◆ **Task directions**: Lines before the one containing "Extract all readable text from this page." are excluded; retype that line and all remaining lines of the material exactly.

------ Data to process ------

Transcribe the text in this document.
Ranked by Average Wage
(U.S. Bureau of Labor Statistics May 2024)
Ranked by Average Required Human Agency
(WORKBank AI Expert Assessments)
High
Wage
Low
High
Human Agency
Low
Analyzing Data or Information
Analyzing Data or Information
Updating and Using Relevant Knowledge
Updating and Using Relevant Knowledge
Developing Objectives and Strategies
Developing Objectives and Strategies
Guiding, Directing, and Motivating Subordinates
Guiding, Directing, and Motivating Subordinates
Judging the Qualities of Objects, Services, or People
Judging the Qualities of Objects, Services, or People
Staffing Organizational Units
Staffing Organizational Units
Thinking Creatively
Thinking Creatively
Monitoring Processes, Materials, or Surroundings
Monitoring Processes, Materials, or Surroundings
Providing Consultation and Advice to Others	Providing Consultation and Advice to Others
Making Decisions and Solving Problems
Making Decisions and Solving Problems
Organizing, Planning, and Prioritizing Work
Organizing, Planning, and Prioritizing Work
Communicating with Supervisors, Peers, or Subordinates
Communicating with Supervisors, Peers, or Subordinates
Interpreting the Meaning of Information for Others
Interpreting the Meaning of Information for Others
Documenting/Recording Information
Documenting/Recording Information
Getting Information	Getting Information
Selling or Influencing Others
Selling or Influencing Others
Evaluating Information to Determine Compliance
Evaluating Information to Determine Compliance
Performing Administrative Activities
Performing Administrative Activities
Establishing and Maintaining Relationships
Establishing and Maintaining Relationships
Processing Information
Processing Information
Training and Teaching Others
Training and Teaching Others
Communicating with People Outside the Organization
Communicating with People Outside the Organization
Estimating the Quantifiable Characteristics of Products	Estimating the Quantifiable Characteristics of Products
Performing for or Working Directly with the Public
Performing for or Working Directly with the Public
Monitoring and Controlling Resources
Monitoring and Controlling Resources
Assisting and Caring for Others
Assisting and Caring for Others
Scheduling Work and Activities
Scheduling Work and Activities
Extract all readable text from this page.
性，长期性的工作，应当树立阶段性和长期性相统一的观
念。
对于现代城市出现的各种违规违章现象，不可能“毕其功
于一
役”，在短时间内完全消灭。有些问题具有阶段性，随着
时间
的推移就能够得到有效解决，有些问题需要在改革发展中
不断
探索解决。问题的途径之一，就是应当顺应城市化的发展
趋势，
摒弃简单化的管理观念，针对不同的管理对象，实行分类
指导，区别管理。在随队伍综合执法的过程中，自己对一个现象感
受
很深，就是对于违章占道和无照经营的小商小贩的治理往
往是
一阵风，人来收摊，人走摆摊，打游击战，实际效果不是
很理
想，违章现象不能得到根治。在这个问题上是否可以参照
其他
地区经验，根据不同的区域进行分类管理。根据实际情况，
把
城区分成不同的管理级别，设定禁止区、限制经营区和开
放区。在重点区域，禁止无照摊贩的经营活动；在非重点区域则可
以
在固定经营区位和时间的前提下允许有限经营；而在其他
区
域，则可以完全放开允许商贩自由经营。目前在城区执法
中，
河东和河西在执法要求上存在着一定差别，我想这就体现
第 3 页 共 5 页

------

◆ **Response to this task**:
Extract all readable text from this page.
性，长期性的工作，应当树立阶段性和长期性相统一的观
念。
对于现代城市出现的各种违规违章现象，不可能“毕其功
于一
役”，在短时间内完全消灭。有些问题具有阶段性，随着
时间
的推移就能够得到有效解决，有些问题需要在改革发展中
不断
探索解决。问题的途径之一，就是应当顺应城市化的发展
趋势，
摒弃简单化的管理观念，针对不同的管理对象，实行分类
指导，区别管理。在随队伍综合执法的过程中，自己对一个现象感
受
很深，就是对于违章占道和无照经营的小商小贩的治理往
往是
一阵风，人来收摊，人走摆摊，打游击战，实际效果不是
很理
想，违章现象不能得到根治。在这个问题上是否可以参照
其他
地区经验，根据不同的区域进行分类管理。根据实际情况，
把
城区分成不同的管理级别，设定禁止区、限制经营区和开
放区。在重点区域，禁止无照摊贩的经营活动；在非重点区域则可
以
在固定经营区位和时间的前提下允许有限经营；而在其他
区
域，则可以完全放开允许商贩自由经营。目前在城区执法
中，
河东和河西在执法要求上存在着一定差别，我想这就体现
第 3 页 共 5 页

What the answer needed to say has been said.